§ What to produce: List all the lines in these records that hold "držte".

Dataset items
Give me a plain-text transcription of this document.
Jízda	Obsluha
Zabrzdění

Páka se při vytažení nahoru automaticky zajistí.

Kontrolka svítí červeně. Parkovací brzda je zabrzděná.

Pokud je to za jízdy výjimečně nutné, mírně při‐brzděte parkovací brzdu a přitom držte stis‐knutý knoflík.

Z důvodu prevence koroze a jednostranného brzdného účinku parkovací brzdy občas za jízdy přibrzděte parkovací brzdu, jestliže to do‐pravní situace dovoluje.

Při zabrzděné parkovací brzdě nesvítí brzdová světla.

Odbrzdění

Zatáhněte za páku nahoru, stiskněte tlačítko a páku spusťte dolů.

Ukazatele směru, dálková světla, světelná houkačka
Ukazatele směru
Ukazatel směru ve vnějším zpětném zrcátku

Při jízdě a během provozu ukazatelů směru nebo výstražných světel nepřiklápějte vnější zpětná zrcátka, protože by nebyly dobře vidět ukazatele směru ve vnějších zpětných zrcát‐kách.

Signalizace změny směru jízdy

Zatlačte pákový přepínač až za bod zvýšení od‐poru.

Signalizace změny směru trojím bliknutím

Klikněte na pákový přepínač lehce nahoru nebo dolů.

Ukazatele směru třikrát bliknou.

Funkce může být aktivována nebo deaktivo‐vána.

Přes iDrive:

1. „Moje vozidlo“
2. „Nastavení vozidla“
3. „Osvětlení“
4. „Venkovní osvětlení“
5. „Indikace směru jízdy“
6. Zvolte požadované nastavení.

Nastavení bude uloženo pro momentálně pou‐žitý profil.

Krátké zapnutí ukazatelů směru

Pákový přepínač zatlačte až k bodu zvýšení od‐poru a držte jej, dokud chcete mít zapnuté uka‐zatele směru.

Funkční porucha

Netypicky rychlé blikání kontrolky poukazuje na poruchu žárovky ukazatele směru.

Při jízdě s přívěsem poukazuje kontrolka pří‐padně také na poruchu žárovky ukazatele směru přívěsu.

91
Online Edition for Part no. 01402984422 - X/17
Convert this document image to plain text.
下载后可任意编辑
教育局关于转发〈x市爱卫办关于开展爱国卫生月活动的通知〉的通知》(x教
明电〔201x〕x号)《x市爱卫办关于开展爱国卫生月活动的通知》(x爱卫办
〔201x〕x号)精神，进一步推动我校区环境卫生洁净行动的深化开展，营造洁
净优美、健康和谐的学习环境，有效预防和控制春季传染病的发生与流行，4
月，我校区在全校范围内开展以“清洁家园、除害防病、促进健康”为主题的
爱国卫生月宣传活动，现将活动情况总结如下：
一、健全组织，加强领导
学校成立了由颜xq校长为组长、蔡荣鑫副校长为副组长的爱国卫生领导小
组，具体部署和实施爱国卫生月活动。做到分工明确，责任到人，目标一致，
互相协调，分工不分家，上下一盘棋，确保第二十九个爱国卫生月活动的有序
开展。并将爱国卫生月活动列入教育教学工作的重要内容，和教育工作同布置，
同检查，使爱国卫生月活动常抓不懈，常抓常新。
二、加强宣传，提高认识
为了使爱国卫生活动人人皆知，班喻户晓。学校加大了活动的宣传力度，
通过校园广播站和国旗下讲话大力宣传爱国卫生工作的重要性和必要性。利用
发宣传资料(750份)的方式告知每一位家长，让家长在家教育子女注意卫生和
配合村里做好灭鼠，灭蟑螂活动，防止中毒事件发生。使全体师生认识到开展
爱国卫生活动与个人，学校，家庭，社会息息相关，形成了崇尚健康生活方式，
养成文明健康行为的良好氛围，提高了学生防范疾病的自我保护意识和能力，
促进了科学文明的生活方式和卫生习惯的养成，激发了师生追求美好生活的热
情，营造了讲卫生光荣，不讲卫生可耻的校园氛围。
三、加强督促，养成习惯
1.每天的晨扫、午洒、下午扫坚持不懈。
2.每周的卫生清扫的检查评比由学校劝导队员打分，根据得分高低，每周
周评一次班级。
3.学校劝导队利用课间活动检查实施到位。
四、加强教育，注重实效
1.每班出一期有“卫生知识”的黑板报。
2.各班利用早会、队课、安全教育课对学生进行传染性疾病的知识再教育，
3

---

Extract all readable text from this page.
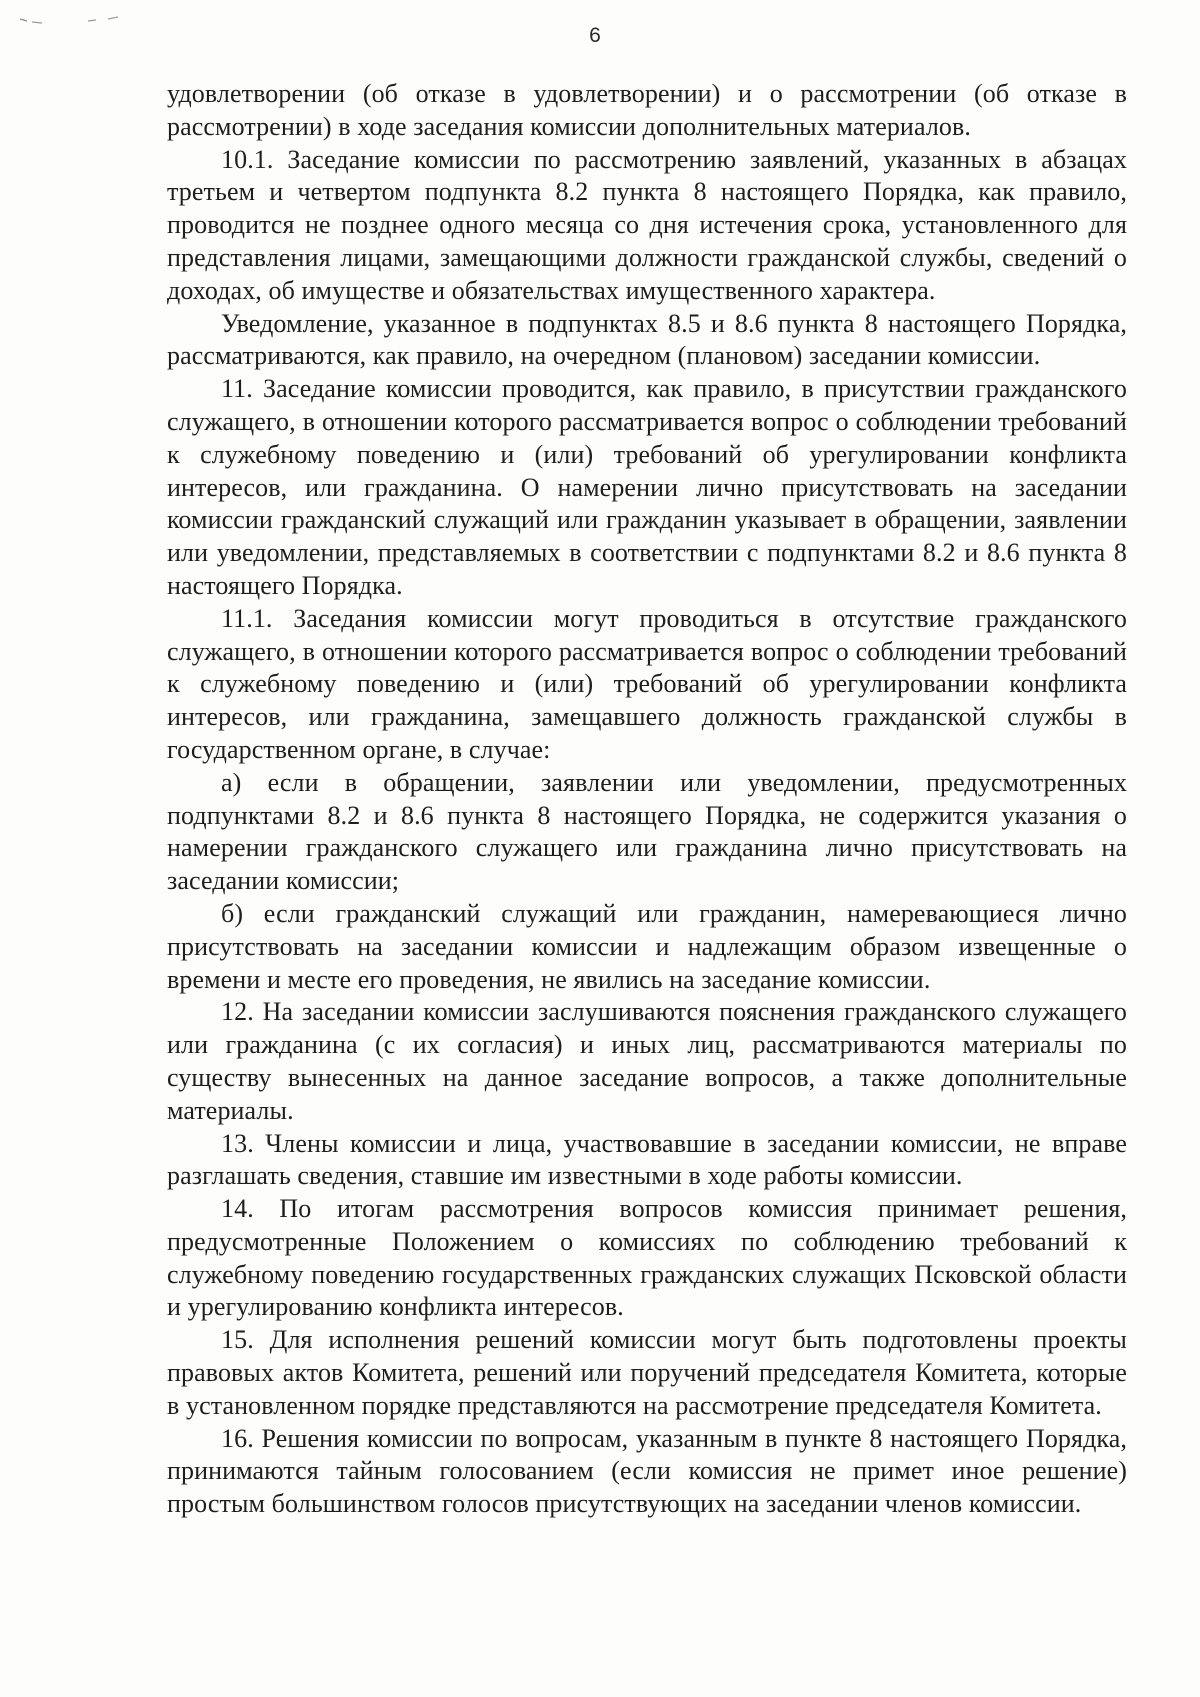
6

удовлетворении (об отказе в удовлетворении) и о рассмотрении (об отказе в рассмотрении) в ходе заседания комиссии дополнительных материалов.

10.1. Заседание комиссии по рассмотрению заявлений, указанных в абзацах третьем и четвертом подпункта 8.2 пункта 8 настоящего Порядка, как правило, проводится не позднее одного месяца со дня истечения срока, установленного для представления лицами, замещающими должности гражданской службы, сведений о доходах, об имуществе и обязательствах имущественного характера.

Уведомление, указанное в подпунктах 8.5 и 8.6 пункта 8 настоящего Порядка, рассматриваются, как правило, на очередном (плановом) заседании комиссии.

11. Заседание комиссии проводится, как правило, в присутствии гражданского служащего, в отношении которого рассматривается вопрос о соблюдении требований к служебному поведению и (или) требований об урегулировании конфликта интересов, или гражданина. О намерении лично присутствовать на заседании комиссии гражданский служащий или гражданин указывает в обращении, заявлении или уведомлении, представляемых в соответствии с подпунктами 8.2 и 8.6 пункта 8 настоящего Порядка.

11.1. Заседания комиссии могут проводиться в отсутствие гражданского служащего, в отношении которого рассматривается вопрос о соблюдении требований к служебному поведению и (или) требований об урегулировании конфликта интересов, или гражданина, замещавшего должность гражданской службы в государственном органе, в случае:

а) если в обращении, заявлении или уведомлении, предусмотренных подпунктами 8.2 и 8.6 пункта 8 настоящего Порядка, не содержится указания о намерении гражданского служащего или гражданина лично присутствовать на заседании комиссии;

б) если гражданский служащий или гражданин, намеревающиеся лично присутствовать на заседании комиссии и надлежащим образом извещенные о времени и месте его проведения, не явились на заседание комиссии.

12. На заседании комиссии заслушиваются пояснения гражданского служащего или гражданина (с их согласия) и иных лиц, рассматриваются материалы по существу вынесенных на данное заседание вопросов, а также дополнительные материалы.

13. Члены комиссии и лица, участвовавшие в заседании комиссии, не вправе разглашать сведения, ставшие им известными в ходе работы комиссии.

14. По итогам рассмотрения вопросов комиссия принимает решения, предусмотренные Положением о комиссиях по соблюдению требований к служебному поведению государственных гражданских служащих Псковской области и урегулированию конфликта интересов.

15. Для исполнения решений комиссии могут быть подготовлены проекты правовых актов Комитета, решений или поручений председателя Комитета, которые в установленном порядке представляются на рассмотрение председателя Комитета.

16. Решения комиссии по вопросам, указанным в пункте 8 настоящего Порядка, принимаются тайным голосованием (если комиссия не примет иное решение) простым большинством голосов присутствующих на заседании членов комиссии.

§ Output below:
Pokud je to za jízdy výjimečně nutné, mírně při‐brzděte parkovací brzdu a přitom držte stis‐knutý knoflík.
Pákový přepínač zatlačte až k bodu zvýšení od‐poru a držte jej, dokud chcete mít zapnuté uka‐zatele směru.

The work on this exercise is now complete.